- **Input for this task**:
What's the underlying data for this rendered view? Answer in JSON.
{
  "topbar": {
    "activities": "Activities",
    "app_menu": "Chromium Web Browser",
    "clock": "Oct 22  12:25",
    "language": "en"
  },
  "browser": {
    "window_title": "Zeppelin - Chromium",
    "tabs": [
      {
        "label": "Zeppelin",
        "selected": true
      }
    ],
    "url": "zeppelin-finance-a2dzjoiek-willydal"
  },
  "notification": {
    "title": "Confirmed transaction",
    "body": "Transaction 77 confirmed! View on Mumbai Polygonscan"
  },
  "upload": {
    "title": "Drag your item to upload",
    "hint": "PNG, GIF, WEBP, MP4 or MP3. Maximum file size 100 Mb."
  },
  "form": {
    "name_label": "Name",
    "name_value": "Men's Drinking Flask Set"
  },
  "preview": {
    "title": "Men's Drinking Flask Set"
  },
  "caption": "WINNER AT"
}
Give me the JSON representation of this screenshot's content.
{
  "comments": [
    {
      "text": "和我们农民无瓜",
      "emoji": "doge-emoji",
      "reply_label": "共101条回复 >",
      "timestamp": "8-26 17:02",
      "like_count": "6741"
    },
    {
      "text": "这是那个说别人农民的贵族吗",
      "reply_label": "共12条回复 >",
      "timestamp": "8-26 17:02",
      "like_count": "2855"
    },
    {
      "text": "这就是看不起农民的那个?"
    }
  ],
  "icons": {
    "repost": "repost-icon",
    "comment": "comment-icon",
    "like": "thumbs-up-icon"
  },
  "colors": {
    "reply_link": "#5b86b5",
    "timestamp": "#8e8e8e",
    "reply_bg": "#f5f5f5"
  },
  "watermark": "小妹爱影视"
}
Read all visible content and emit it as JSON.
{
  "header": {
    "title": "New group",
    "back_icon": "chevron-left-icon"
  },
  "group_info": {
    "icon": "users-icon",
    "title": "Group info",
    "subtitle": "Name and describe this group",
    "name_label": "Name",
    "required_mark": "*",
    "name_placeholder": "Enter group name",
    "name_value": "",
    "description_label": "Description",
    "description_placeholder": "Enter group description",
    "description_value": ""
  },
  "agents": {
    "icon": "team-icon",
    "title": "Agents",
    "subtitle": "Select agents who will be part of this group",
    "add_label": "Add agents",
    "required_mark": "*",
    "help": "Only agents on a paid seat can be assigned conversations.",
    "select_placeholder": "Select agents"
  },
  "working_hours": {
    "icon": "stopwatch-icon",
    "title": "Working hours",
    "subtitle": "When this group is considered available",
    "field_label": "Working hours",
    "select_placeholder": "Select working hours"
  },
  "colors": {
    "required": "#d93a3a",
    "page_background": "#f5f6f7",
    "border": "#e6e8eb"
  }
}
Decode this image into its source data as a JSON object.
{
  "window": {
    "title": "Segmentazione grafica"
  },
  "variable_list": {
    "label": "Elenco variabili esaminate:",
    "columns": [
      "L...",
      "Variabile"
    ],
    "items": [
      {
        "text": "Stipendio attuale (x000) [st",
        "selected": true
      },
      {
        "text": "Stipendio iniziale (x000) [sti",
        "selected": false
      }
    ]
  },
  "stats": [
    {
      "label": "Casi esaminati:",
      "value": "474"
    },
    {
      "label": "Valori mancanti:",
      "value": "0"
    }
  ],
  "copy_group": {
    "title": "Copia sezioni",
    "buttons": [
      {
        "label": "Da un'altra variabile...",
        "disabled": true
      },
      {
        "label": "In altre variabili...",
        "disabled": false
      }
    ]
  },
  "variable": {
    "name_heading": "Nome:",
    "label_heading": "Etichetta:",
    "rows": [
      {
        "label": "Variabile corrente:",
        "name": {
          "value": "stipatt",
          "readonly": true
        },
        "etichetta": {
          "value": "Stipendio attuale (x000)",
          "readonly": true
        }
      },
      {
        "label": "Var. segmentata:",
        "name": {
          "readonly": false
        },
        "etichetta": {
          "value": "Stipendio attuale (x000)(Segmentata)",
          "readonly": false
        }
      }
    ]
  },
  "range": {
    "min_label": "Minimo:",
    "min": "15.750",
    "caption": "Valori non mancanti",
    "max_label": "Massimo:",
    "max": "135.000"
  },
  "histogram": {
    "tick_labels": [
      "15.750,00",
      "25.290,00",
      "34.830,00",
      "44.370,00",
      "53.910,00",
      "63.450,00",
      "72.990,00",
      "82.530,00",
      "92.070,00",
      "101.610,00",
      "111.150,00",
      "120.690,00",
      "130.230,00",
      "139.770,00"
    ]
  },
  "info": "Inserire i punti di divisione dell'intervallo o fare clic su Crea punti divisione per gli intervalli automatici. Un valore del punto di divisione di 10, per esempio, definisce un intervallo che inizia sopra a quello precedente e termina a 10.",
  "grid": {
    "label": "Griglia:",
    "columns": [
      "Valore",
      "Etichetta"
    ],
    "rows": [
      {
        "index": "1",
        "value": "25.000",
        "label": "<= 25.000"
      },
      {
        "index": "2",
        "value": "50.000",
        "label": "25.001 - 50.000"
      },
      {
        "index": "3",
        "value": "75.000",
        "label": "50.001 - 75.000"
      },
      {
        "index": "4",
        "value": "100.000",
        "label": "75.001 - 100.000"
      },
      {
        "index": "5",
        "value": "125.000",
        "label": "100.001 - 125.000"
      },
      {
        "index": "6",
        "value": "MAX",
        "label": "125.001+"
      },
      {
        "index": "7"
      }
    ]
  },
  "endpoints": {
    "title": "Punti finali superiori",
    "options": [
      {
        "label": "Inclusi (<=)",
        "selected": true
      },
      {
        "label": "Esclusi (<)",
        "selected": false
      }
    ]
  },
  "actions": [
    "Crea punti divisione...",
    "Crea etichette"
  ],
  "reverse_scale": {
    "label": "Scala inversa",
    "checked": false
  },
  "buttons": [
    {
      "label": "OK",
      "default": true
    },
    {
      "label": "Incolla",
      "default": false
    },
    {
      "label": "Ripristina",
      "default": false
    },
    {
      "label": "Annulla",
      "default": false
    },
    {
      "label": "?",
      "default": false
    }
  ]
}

- **Exercise objective**: Repeat the material word for word, in full.

- **Correct response**:
What's the underlying data for this rendered view? Answer in JSON.
{
  "topbar": {
    "activities": "Activities",
    "app_menu": "Chromium Web Browser",
    "clock": "Oct 22  12:25",
    "language": "en"
  },
  "browser": {
    "window_title": "Zeppelin - Chromium",
    "tabs": [
      {
        "label": "Zeppelin",
        "selected": true
      }
    ],
    "url": "zeppelin-finance-a2dzjoiek-willydal"
  },
  "notification": {
    "title": "Confirmed transaction",
    "body": "Transaction 77 confirmed! View on Mumbai Polygonscan"
  },
  "upload": {
    "title": "Drag your item to upload",
    "hint": "PNG, GIF, WEBP, MP4 or MP3. Maximum file size 100 Mb."
  },
  "form": {
    "name_label": "Name",
    "name_value": "Men's Drinking Flask Set"
  },
  "preview": {
    "title": "Men's Drinking Flask Set"
  },
  "caption": "WINNER AT"
}
Give me the JSON representation of this screenshot's content.
{
  "comments": [
    {
      "text": "和我们农民无瓜",
      "emoji": "doge-emoji",
      "reply_label": "共101条回复 >",
      "timestamp": "8-26 17:02",
      "like_count": "6741"
    },
    {
      "text": "这是那个说别人农民的贵族吗",
      "reply_label": "共12条回复 >",
      "timestamp": "8-26 17:02",
      "like_count": "2855"
    },
    {
      "text": "这就是看不起农民的那个?"
    }
  ],
  "icons": {
    "repost": "repost-icon",
    "comment": "comment-icon",
    "like": "thumbs-up-icon"
  },
  "colors": {
    "reply_link": "#5b86b5",
    "timestamp": "#8e8e8e",
    "reply_bg": "#f5f5f5"
  },
  "watermark": "小妹爱影视"
}
Read all visible content and emit it as JSON.
{
  "header": {
    "title": "New group",
    "back_icon": "chevron-left-icon"
  },
  "group_info": {
    "icon": "users-icon",
    "title": "Group info",
    "subtitle": "Name and describe this group",
    "name_label": "Name",
    "required_mark": "*",
    "name_placeholder": "Enter group name",
    "name_value": "",
    "description_label": "Description",
    "description_placeholder": "Enter group description",
    "description_value": ""
  },
  "agents": {
    "icon": "team-icon",
    "title": "Agents",
    "subtitle": "Select agents who will be part of this group",
    "add_label": "Add agents",
    "required_mark": "*",
    "help": "Only agents on a paid seat can be assigned conversations.",
    "select_placeholder": "Select agents"
  },
  "working_hours": {
    "icon": "stopwatch-icon",
    "title": "Working hours",
    "subtitle": "When this group is considered available",
    "field_label": "Working hours",
    "select_placeholder": "Select working hours"
  },
  "colors": {
    "required": "#d93a3a",
    "page_background": "#f5f6f7",
    "border": "#e6e8eb"
  }
}
Decode this image into its source data as a JSON object.
{
  "window": {
    "title": "Segmentazione grafica"
  },
  "variable_list": {
    "label": "Elenco variabili esaminate:",
    "columns": [
      "L...",
      "Variabile"
    ],
    "items": [
      {
        "text": "Stipendio attuale (x000) [st",
        "selected": true
      },
      {
        "text": "Stipendio iniziale (x000) [sti",
        "selected": false
      }
    ]
  },
  "stats": [
    {
      "label": "Casi esaminati:",
      "value": "474"
    },
    {
      "label": "Valori mancanti:",
      "value": "0"
    }
  ],
  "copy_group": {
    "title": "Copia sezioni",
    "buttons": [
      {
        "label": "Da un'altra variabile...",
        "disabled": true
      },
      {
        "label": "In altre variabili...",
        "disabled": false
      }
    ]
  },
  "variable": {
    "name_heading": "Nome:",
    "label_heading": "Etichetta:",
    "rows": [
      {
        "label": "Variabile corrente:",
        "name": {
          "value": "stipatt",
          "readonly": true
        },
        "etichetta": {
          "value": "Stipendio attuale (x000)",
          "readonly": true
        }
      },
      {
        "label": "Var. segmentata:",
        "name": {
          "readonly": false
        },
        "etichetta": {
          "value": "Stipendio attuale (x000)(Segmentata)",
          "readonly": false
        }
      }
    ]
  },
  "range": {
    "min_label": "Minimo:",
    "min": "15.750",
    "caption": "Valori non mancanti",
    "max_label": "Massimo:",
    "max": "135.000"
  },
  "histogram": {
    "tick_labels": [
      "15.750,00",
      "25.290,00",
      "34.830,00",
      "44.370,00",
      "53.910,00",
      "63.450,00",
      "72.990,00",
      "82.530,00",
      "92.070,00",
      "101.610,00",
      "111.150,00",
      "120.690,00",
      "130.230,00",
      "139.770,00"
    ]
  },
  "info": "Inserire i punti di divisione dell'intervallo o fare clic su Crea punti divisione per gli intervalli automatici. Un valore del punto di divisione di 10, per esempio, definisce un intervallo che inizia sopra a quello precedente e termina a 10.",
  "grid": {
    "label": "Griglia:",
    "columns": [
      "Valore",
      "Etichetta"
    ],
    "rows": [
      {
        "index": "1",
        "value": "25.000",
        "label": "<= 25.000"
      },
      {
        "index": "2",
        "value": "50.000",
        "label": "25.001 - 50.000"
      },
      {
        "index": "3",
        "value": "75.000",
        "label": "50.001 - 75.000"
      },
      {
        "index": "4",
        "value": "100.000",
        "label": "75.001 - 100.000"
      },
      {
        "index": "5",
        "value": "125.000",
        "label": "100.001 - 125.000"
      },
      {
        "index": "6",
        "value": "MAX",
        "label": "125.001+"
      },
      {
        "index": "7"
      }
    ]
  },
  "endpoints": {
    "title": "Punti finali superiori",
    "options": [
      {
        "label": "Inclusi (<=)",
        "selected": true
      },
      {
        "label": "Esclusi (<)",
        "selected": false
      }
    ]
  },
  "actions": [
    "Crea punti divisione...",
    "Crea etichette"
  ],
  "reverse_scale": {
    "label": "Scala inversa",
    "checked": false
  },
  "buttons": [
    {
      "label": "OK",
      "default": true
    },
    {
      "label": "Incolla",
      "default": false
    },
    {
      "label": "Ripristina",
      "default": false
    },
    {
      "label": "Annulla",
      "default": false
    },
    {
      "label": "?",
      "default": false
    }
  ]
}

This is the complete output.